Work to be completed: Locate the string "clipping" throughout the material and copy every line in which it occurs.

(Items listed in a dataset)
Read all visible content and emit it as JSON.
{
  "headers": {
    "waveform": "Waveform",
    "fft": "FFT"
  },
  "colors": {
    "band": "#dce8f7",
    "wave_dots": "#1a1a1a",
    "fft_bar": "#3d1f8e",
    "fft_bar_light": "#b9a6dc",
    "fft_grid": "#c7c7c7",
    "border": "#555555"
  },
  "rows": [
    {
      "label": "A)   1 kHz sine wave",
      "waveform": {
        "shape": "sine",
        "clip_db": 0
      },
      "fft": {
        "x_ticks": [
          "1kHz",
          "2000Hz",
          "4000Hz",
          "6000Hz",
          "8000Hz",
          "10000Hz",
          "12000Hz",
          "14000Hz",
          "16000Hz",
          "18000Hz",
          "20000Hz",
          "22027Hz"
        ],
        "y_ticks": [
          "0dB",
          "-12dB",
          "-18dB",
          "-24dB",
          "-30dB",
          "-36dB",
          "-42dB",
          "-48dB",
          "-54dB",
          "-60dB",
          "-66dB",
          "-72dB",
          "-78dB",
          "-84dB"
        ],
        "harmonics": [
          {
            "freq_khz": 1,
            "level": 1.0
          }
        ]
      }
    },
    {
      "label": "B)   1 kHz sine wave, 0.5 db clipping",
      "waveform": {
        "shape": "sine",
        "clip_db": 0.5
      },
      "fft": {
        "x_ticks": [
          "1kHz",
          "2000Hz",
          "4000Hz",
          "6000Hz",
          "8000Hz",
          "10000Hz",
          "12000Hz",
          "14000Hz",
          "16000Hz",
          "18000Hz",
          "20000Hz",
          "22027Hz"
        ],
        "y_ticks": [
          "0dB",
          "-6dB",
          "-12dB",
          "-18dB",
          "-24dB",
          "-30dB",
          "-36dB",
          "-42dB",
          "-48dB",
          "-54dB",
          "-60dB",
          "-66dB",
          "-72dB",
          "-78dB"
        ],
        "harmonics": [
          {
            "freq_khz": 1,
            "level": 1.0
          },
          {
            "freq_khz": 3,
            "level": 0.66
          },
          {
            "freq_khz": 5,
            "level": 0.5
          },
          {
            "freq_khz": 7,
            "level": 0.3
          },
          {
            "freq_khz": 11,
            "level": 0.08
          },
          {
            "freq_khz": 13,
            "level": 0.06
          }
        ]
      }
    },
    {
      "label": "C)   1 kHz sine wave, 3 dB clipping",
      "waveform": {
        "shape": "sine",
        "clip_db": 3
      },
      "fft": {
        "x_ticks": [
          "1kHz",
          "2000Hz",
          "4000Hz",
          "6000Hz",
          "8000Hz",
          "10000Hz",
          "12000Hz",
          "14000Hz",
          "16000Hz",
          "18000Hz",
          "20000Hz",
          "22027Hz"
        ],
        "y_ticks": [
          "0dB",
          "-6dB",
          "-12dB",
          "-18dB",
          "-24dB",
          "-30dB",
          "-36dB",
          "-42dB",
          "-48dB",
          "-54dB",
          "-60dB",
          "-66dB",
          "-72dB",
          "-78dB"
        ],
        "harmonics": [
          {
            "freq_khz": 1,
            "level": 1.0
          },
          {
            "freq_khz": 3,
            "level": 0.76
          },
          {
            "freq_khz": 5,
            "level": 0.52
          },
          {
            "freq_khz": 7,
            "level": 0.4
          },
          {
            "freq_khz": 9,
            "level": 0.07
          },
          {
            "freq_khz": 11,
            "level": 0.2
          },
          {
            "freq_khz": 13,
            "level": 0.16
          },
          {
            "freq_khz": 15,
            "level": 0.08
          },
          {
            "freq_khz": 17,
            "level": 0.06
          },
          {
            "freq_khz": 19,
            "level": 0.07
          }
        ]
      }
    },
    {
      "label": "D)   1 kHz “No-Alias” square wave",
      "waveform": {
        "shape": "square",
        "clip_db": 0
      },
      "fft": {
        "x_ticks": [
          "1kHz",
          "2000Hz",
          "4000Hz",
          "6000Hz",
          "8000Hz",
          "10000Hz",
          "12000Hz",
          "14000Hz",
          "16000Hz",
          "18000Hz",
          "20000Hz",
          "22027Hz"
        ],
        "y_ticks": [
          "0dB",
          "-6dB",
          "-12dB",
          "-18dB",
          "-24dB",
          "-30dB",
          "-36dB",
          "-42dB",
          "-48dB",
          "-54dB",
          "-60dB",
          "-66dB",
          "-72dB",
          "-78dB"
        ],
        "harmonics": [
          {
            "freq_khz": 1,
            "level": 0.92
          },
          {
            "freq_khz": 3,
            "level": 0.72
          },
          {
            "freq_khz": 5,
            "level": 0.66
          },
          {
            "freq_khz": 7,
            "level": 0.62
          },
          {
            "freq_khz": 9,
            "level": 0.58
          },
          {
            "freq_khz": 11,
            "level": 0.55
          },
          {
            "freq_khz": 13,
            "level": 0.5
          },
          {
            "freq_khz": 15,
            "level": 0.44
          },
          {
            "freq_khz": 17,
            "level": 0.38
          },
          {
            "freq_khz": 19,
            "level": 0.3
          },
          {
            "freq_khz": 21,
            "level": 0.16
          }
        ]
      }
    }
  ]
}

Written answer:
      "label": "B)   1 kHz sine wave, 0.5 db clipping",
      "label": "C)   1 kHz sine wave, 3 dB clipping",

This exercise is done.